PROBLEM TO SOLVE
Each record below is to be reproduced without any change.

Records from a collection of figures
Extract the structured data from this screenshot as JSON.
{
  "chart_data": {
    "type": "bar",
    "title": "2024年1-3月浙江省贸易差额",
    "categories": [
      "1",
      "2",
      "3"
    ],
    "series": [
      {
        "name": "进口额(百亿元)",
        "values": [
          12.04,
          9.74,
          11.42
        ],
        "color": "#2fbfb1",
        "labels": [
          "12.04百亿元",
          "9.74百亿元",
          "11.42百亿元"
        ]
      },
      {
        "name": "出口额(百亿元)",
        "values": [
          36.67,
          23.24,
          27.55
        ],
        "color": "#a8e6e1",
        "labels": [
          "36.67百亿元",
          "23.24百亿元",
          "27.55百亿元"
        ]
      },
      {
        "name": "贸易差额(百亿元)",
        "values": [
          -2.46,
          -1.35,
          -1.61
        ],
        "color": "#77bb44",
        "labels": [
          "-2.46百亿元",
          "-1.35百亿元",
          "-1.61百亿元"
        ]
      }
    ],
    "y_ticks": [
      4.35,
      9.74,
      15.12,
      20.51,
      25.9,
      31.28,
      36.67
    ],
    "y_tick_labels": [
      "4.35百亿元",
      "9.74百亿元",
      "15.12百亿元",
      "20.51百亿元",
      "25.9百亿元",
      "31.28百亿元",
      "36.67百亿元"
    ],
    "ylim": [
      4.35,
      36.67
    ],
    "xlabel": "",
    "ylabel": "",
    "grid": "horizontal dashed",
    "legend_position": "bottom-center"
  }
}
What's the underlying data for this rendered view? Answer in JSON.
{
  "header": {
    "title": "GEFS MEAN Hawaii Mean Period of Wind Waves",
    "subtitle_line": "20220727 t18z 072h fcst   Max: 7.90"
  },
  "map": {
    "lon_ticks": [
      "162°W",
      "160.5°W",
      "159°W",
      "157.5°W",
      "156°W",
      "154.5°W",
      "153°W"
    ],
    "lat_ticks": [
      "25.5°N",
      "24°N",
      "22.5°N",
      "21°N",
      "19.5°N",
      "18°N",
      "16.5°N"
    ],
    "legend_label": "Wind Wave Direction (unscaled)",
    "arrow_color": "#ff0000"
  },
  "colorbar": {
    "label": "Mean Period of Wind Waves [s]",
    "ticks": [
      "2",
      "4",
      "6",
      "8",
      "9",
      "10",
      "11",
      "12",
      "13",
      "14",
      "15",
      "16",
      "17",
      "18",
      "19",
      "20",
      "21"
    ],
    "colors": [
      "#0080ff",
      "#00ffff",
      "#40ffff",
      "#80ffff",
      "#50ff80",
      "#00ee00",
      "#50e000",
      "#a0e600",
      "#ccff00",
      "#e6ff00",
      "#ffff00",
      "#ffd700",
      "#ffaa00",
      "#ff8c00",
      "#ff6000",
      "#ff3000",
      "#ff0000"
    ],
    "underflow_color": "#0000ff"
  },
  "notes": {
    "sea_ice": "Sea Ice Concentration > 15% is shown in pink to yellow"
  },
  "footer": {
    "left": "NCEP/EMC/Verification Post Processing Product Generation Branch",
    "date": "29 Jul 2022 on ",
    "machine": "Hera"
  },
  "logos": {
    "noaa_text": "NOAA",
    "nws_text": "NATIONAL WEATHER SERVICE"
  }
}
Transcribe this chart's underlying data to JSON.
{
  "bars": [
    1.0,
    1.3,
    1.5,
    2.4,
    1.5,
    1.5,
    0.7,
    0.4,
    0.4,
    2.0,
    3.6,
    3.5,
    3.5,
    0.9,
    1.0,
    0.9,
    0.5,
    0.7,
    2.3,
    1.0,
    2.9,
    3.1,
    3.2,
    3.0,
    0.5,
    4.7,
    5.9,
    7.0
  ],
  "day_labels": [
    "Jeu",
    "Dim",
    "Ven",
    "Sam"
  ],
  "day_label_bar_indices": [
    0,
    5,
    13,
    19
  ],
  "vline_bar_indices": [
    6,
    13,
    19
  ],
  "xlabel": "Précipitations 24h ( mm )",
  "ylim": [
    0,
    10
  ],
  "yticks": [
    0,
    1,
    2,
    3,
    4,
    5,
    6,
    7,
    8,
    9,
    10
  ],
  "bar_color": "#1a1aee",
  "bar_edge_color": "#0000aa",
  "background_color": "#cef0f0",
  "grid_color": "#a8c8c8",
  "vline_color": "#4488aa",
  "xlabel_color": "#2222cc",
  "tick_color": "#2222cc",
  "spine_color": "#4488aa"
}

RESULT OF THE EXERCISE
Extract the structured data from this screenshot as JSON.
{
  "chart_data": {
    "type": "bar",
    "title": "2024年1-3月浙江省贸易差额",
    "categories": [
      "1",
      "2",
      "3"
    ],
    "series": [
      {
        "name": "进口额(百亿元)",
        "values": [
          12.04,
          9.74,
          11.42
        ],
        "color": "#2fbfb1",
        "labels": [
          "12.04百亿元",
          "9.74百亿元",
          "11.42百亿元"
        ]
      },
      {
        "name": "出口额(百亿元)",
        "values": [
          36.67,
          23.24,
          27.55
        ],
        "color": "#a8e6e1",
        "labels": [
          "36.67百亿元",
          "23.24百亿元",
          "27.55百亿元"
        ]
      },
      {
        "name": "贸易差额(百亿元)",
        "values": [
          -2.46,
          -1.35,
          -1.61
        ],
        "color": "#77bb44",
        "labels": [
          "-2.46百亿元",
          "-1.35百亿元",
          "-1.61百亿元"
        ]
      }
    ],
    "y_ticks": [
      4.35,
      9.74,
      15.12,
      20.51,
      25.9,
      31.28,
      36.67
    ],
    "y_tick_labels": [
      "4.35百亿元",
      "9.74百亿元",
      "15.12百亿元",
      "20.51百亿元",
      "25.9百亿元",
      "31.28百亿元",
      "36.67百亿元"
    ],
    "ylim": [
      4.35,
      36.67
    ],
    "xlabel": "",
    "ylabel": "",
    "grid": "horizontal dashed",
    "legend_position": "bottom-center"
  }
}
What's the underlying data for this rendered view? Answer in JSON.
{
  "header": {
    "title": "GEFS MEAN Hawaii Mean Period of Wind Waves",
    "subtitle_line": "20220727 t18z 072h fcst   Max: 7.90"
  },
  "map": {
    "lon_ticks": [
      "162°W",
      "160.5°W",
      "159°W",
      "157.5°W",
      "156°W",
      "154.5°W",
      "153°W"
    ],
    "lat_ticks": [
      "25.5°N",
      "24°N",
      "22.5°N",
      "21°N",
      "19.5°N",
      "18°N",
      "16.5°N"
    ],
    "legend_label": "Wind Wave Direction (unscaled)",
    "arrow_color": "#ff0000"
  },
  "colorbar": {
    "label": "Mean Period of Wind Waves [s]",
    "ticks": [
      "2",
      "4",
      "6",
      "8",
      "9",
      "10",
      "11",
      "12",
      "13",
      "14",
      "15",
      "16",
      "17",
      "18",
      "19",
      "20",
      "21"
    ],
    "colors": [
      "#0080ff",
      "#00ffff",
      "#40ffff",
      "#80ffff",
      "#50ff80",
      "#00ee00",
      "#50e000",
      "#a0e600",
      "#ccff00",
      "#e6ff00",
      "#ffff00",
      "#ffd700",
      "#ffaa00",
      "#ff8c00",
      "#ff6000",
      "#ff3000",
      "#ff0000"
    ],
    "underflow_color": "#0000ff"
  },
  "notes": {
    "sea_ice": "Sea Ice Concentration > 15% is shown in pink to yellow"
  },
  "footer": {
    "left": "NCEP/EMC/Verification Post Processing Product Generation Branch",
    "date": "29 Jul 2022 on ",
    "machine": "Hera"
  },
  "logos": {
    "noaa_text": "NOAA",
    "nws_text": "NATIONAL WEATHER SERVICE"
  }
}
Transcribe this chart's underlying data to JSON.
{
  "bars": [
    1.0,
    1.3,
    1.5,
    2.4,
    1.5,
    1.5,
    0.7,
    0.4,
    0.4,
    2.0,
    3.6,
    3.5,
    3.5,
    0.9,
    1.0,
    0.9,
    0.5,
    0.7,
    2.3,
    1.0,
    2.9,
    3.1,
    3.2,
    3.0,
    0.5,
    4.7,
    5.9,
    7.0
  ],
  "day_labels": [
    "Jeu",
    "Dim",
    "Ven",
    "Sam"
  ],
  "day_label_bar_indices": [
    0,
    5,
    13,
    19
  ],
  "vline_bar_indices": [
    6,
    13,
    19
  ],
  "xlabel": "Précipitations 24h ( mm )",
  "ylim": [
    0,
    10
  ],
  "yticks": [
    0,
    1,
    2,
    3,
    4,
    5,
    6,
    7,
    8,
    9,
    10
  ],
  "bar_color": "#1a1aee",
  "bar_edge_color": "#0000aa",
  "background_color": "#cef0f0",
  "grid_color": "#a8c8c8",
  "vline_color": "#4488aa",
  "xlabel_color": "#2222cc",
  "tick_color": "#2222cc",
  "spine_color": "#4488aa"
}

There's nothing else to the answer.